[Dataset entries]
------------------------------
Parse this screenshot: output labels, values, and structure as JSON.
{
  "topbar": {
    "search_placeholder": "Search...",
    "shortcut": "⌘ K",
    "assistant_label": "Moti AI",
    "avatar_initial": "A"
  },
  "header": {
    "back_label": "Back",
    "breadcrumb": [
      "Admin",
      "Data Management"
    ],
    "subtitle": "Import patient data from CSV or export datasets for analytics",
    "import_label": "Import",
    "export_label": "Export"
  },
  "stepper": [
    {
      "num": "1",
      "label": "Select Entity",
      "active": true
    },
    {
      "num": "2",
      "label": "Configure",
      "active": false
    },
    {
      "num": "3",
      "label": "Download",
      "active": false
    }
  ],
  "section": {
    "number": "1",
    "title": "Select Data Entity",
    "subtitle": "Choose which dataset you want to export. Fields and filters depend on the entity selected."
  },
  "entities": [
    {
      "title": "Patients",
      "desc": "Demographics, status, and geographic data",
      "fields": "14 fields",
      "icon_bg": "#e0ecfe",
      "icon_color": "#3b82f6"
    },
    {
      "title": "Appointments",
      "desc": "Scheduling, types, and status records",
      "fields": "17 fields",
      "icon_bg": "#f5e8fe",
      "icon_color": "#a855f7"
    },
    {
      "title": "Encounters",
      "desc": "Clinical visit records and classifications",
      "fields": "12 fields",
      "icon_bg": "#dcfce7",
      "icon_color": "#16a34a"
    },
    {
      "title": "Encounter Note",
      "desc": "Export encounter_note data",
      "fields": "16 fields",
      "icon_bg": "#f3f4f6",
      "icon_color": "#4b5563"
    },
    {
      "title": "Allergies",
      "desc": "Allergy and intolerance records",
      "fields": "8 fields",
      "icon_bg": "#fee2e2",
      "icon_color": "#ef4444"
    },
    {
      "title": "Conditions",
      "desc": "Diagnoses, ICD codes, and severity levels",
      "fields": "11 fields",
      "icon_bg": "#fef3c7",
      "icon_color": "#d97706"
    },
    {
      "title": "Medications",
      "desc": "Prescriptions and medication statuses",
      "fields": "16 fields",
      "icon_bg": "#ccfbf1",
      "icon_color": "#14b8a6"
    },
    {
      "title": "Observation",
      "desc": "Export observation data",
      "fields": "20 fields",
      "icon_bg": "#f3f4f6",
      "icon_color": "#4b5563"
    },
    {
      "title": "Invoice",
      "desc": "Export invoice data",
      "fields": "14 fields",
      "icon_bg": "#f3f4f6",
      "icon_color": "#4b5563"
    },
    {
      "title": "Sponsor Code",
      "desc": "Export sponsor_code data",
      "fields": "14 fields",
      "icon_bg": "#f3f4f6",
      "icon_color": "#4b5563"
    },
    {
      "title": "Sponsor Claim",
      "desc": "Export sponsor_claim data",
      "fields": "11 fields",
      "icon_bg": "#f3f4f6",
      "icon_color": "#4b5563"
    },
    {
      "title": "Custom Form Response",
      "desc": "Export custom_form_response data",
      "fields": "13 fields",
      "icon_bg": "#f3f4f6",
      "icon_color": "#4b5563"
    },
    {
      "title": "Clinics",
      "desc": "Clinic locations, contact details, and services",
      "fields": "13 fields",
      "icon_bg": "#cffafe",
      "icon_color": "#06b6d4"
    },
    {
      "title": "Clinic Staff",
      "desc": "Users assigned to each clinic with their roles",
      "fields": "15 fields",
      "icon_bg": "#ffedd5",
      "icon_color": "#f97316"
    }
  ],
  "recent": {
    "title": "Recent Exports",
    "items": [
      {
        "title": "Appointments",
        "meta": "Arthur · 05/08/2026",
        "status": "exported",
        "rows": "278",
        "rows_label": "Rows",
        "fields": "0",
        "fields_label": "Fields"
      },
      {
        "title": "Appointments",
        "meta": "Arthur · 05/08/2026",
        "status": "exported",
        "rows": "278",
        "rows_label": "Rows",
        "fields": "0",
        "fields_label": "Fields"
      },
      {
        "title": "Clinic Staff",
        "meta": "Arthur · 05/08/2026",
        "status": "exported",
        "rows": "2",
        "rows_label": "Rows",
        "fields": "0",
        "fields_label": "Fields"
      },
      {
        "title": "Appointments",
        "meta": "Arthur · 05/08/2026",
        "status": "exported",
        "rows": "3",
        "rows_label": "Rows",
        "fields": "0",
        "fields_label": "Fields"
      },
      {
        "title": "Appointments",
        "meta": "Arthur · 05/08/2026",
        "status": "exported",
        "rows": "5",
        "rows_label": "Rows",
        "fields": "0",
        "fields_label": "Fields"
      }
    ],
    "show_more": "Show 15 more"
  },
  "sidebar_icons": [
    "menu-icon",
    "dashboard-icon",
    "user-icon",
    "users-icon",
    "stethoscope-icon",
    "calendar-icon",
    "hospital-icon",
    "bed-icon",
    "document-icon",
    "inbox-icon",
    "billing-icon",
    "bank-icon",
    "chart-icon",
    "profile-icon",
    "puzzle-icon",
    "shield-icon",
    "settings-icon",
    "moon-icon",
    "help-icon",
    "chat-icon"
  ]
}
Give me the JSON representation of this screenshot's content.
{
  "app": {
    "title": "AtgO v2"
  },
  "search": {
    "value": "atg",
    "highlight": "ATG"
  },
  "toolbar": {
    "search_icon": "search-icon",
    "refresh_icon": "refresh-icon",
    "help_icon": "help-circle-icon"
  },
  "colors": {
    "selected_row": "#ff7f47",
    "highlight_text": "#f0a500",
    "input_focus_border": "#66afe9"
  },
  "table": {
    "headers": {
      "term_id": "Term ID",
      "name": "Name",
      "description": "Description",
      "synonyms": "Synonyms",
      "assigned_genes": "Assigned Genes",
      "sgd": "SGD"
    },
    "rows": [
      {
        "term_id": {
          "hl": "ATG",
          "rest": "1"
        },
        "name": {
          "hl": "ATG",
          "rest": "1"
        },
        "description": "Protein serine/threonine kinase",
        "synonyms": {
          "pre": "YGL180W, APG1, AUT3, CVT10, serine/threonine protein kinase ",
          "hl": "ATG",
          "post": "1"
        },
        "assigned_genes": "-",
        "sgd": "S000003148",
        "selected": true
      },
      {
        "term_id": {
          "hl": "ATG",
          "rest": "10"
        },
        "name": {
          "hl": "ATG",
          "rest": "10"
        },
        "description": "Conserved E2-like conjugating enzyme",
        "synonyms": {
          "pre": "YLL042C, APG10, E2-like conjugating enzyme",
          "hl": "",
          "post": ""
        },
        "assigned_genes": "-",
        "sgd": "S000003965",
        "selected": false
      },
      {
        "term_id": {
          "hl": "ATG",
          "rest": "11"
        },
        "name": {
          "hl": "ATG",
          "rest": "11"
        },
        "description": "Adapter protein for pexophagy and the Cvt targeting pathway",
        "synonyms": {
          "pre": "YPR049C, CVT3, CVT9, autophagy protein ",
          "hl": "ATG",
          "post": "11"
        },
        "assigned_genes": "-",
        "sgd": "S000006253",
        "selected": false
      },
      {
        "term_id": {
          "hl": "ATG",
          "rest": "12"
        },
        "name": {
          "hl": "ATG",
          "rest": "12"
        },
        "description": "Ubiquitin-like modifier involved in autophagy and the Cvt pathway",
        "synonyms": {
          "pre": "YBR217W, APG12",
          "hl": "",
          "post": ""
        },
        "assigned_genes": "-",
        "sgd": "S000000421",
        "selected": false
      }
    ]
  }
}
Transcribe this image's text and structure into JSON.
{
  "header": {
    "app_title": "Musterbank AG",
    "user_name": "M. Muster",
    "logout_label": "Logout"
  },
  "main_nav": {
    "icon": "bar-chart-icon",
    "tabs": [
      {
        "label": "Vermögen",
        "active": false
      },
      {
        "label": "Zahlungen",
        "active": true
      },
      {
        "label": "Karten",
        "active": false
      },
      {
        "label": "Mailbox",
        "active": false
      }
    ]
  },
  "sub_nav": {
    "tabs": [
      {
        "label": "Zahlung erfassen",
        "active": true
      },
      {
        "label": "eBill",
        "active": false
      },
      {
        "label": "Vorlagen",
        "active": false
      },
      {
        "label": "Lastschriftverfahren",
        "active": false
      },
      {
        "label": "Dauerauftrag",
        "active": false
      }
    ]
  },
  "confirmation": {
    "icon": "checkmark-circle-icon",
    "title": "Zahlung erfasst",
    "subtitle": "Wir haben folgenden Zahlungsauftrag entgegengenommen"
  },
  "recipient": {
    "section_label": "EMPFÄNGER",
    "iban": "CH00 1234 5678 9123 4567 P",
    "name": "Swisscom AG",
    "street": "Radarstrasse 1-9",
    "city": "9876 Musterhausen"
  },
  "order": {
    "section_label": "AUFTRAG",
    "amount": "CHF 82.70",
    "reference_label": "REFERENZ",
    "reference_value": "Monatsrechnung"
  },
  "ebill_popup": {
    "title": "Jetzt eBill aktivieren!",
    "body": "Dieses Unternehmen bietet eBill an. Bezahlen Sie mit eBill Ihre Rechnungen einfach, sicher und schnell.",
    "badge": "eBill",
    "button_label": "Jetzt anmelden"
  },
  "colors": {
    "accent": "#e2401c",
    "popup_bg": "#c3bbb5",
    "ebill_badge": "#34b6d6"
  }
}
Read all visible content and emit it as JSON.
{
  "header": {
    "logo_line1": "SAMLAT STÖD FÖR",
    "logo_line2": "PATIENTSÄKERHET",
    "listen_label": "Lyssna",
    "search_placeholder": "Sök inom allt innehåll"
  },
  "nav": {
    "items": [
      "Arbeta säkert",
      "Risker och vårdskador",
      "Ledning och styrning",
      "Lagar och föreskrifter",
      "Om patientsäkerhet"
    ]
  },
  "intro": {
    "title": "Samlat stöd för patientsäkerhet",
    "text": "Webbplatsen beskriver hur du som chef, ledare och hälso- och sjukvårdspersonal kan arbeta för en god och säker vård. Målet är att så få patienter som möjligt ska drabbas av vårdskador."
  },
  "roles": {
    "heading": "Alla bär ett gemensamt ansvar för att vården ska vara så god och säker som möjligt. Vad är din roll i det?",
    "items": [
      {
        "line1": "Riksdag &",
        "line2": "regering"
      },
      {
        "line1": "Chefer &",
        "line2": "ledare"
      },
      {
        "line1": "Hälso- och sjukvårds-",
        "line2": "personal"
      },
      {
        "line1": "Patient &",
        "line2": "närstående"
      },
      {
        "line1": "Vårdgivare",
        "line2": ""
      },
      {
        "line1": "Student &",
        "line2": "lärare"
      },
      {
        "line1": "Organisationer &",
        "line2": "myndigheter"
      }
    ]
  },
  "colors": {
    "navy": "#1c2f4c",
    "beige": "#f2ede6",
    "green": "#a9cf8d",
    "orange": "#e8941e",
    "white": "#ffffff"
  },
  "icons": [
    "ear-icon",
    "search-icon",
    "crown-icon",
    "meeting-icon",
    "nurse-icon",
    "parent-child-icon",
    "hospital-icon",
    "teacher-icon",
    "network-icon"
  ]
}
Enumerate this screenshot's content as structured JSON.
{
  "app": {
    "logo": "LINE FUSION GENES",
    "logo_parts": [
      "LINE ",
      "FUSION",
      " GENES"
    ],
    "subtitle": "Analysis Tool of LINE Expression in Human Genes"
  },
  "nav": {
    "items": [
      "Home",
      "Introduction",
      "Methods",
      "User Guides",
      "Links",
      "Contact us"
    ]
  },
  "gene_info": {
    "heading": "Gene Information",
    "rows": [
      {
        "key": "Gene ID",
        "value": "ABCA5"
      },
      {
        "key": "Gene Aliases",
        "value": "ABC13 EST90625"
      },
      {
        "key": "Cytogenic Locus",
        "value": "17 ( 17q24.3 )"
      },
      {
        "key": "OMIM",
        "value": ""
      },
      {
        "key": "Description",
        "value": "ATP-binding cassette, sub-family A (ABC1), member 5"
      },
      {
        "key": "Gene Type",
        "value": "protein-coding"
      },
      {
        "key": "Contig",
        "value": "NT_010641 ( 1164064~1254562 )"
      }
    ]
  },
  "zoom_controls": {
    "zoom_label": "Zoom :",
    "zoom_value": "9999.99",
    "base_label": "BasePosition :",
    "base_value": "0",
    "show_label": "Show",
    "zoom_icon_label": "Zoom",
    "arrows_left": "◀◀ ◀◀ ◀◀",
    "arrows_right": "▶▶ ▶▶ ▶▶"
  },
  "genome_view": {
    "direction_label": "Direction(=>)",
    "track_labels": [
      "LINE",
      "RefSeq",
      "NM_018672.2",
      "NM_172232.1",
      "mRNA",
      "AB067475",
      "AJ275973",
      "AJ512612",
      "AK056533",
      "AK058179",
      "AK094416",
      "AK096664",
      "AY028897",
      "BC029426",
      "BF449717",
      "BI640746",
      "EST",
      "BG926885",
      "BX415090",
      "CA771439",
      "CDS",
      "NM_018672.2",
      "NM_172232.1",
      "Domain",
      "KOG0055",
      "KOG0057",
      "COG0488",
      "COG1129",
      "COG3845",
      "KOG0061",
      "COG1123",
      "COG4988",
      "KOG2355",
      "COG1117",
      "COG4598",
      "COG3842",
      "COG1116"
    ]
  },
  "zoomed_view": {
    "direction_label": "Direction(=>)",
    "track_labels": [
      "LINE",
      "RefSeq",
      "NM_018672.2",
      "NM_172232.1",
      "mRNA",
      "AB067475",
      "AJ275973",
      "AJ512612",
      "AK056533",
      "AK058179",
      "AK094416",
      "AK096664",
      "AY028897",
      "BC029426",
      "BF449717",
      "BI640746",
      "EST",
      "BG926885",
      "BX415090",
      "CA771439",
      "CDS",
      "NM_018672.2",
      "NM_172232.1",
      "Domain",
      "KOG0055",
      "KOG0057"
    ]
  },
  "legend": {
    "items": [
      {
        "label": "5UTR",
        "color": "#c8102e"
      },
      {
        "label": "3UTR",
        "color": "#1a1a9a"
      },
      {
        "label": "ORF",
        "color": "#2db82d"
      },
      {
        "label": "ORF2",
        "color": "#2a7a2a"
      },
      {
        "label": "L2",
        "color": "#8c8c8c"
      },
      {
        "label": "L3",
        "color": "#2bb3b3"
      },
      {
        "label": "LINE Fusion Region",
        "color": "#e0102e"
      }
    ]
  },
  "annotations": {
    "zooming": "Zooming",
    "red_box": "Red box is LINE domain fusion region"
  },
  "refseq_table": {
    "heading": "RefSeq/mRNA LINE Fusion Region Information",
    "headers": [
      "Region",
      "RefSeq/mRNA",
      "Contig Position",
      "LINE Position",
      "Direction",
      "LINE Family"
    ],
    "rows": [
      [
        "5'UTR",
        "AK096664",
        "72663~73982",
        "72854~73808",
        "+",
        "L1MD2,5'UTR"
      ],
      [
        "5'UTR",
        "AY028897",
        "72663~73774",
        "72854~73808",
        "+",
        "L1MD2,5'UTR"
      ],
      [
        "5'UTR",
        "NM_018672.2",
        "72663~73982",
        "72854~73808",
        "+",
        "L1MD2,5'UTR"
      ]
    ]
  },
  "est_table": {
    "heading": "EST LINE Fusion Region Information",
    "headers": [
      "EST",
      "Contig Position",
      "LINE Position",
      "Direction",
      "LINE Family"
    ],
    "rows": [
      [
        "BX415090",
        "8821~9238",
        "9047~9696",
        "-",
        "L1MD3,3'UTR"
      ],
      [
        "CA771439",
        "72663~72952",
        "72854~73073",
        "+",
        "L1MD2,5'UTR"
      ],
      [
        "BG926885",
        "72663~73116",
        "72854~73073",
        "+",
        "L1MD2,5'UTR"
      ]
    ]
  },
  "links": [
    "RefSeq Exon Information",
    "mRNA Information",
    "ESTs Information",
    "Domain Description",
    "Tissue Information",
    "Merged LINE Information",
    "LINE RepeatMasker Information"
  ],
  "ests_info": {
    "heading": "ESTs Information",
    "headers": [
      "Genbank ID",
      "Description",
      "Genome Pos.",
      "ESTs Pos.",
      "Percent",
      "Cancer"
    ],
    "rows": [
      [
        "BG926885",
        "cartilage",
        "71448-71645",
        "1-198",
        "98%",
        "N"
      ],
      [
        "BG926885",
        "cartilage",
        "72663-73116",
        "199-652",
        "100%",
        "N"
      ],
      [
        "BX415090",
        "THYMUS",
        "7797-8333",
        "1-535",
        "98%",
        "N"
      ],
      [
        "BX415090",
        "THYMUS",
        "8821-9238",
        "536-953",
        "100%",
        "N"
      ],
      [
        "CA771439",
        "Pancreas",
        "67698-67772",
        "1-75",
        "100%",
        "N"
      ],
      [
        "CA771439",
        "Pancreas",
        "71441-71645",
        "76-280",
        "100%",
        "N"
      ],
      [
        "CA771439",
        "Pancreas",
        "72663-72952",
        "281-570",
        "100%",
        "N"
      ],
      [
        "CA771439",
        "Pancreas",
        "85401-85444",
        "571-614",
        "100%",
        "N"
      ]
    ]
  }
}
------------------------------
__Assigned task__.
If a line in the data holds the string "Show", copy that line.

__Result for this exercise__.
    "show_more": "Show 15 more"
    "show_label": "Show",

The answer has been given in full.